[start of EXTRACTED DATA]

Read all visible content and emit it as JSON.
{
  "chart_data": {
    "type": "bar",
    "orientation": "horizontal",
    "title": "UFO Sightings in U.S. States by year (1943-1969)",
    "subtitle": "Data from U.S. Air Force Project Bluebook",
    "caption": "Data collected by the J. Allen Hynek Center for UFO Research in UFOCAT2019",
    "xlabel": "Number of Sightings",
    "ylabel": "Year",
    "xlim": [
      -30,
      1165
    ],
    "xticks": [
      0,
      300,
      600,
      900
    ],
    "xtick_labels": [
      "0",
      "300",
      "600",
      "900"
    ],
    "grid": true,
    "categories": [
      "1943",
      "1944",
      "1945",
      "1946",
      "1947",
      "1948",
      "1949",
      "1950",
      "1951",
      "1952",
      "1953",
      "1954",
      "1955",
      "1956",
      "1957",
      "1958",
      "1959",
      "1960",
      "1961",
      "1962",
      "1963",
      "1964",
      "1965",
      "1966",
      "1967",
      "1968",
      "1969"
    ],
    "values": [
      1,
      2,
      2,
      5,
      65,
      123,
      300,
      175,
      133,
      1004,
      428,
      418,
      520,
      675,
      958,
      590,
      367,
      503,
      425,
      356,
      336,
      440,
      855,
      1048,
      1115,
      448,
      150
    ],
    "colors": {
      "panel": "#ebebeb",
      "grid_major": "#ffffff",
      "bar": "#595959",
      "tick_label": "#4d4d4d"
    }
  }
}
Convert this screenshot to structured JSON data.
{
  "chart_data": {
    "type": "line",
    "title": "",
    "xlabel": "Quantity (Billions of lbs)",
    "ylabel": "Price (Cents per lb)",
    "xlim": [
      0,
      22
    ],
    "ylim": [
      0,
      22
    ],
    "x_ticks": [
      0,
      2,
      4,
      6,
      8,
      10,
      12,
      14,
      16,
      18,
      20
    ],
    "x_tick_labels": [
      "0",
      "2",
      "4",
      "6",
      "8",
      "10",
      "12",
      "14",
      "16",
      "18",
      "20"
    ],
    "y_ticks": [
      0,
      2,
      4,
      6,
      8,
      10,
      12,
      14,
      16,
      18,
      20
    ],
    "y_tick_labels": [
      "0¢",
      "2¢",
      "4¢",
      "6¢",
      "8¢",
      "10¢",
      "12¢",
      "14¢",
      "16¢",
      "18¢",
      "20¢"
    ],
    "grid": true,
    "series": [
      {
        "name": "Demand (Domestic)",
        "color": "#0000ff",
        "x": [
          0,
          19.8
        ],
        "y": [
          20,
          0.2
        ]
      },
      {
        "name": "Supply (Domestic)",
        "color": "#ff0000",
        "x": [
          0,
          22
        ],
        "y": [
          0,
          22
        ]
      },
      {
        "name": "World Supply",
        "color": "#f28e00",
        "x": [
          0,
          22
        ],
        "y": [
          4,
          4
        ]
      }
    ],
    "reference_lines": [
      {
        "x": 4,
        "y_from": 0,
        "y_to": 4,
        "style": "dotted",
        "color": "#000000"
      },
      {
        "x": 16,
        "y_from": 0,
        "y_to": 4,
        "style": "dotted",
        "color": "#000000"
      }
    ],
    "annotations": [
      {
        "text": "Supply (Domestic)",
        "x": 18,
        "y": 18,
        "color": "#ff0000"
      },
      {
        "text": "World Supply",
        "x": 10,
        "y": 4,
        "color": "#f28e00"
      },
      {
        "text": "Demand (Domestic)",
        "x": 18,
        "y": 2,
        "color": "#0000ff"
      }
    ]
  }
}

[end of EXTRACTED DATA]

BRIEF: Nothing should be left out: return all of the records exactly.

THE SOLUTION:
Read all visible content and emit it as JSON.
{
  "chart_data": {
    "type": "bar",
    "orientation": "horizontal",
    "title": "UFO Sightings in U.S. States by year (1943-1969)",
    "subtitle": "Data from U.S. Air Force Project Bluebook",
    "caption": "Data collected by the J. Allen Hynek Center for UFO Research in UFOCAT2019",
    "xlabel": "Number of Sightings",
    "ylabel": "Year",
    "xlim": [
      -30,
      1165
    ],
    "xticks": [
      0,
      300,
      600,
      900
    ],
    "xtick_labels": [
      "0",
      "300",
      "600",
      "900"
    ],
    "grid": true,
    "categories": [
      "1943",
      "1944",
      "1945",
      "1946",
      "1947",
      "1948",
      "1949",
      "1950",
      "1951",
      "1952",
      "1953",
      "1954",
      "1955",
      "1956",
      "1957",
      "1958",
      "1959",
      "1960",
      "1961",
      "1962",
      "1963",
      "1964",
      "1965",
      "1966",
      "1967",
      "1968",
      "1969"
    ],
    "values": [
      1,
      2,
      2,
      5,
      65,
      123,
      300,
      175,
      133,
      1004,
      428,
      418,
      520,
      675,
      958,
      590,
      367,
      503,
      425,
      356,
      336,
      440,
      855,
      1048,
      1115,
      448,
      150
    ],
    "colors": {
      "panel": "#ebebeb",
      "grid_major": "#ffffff",
      "bar": "#595959",
      "tick_label": "#4d4d4d"
    }
  }
}
Convert this screenshot to structured JSON data.
{
  "chart_data": {
    "type": "line",
    "title": "",
    "xlabel": "Quantity (Billions of lbs)",
    "ylabel": "Price (Cents per lb)",
    "xlim": [
      0,
      22
    ],
    "ylim": [
      0,
      22
    ],
    "x_ticks": [
      0,
      2,
      4,
      6,
      8,
      10,
      12,
      14,
      16,
      18,
      20
    ],
    "x_tick_labels": [
      "0",
      "2",
      "4",
      "6",
      "8",
      "10",
      "12",
      "14",
      "16",
      "18",
      "20"
    ],
    "y_ticks": [
      0,
      2,
      4,
      6,
      8,
      10,
      12,
      14,
      16,
      18,
      20
    ],
    "y_tick_labels": [
      "0¢",
      "2¢",
      "4¢",
      "6¢",
      "8¢",
      "10¢",
      "12¢",
      "14¢",
      "16¢",
      "18¢",
      "20¢"
    ],
    "grid": true,
    "series": [
      {
        "name": "Demand (Domestic)",
        "color": "#0000ff",
        "x": [
          0,
          19.8
        ],
        "y": [
          20,
          0.2
        ]
      },
      {
        "name": "Supply (Domestic)",
        "color": "#ff0000",
        "x": [
          0,
          22
        ],
        "y": [
          0,
          22
        ]
      },
      {
        "name": "World Supply",
        "color": "#f28e00",
        "x": [
          0,
          22
        ],
        "y": [
          4,
          4
        ]
      }
    ],
    "reference_lines": [
      {
        "x": 4,
        "y_from": 0,
        "y_to": 4,
        "style": "dotted",
        "color": "#000000"
      },
      {
        "x": 16,
        "y_from": 0,
        "y_to": 4,
        "style": "dotted",
        "color": "#000000"
      }
    ],
    "annotations": [
      {
        "text": "Supply (Domestic)",
        "x": 18,
        "y": 18,
        "color": "#ff0000"
      },
      {
        "text": "World Supply",
        "x": 10,
        "y": 4,
        "color": "#f28e00"
      },
      {
        "text": "Demand (Domestic)",
        "x": 18,
        "y": 2,
        "color": "#0000ff"
      }
    ]
  }
}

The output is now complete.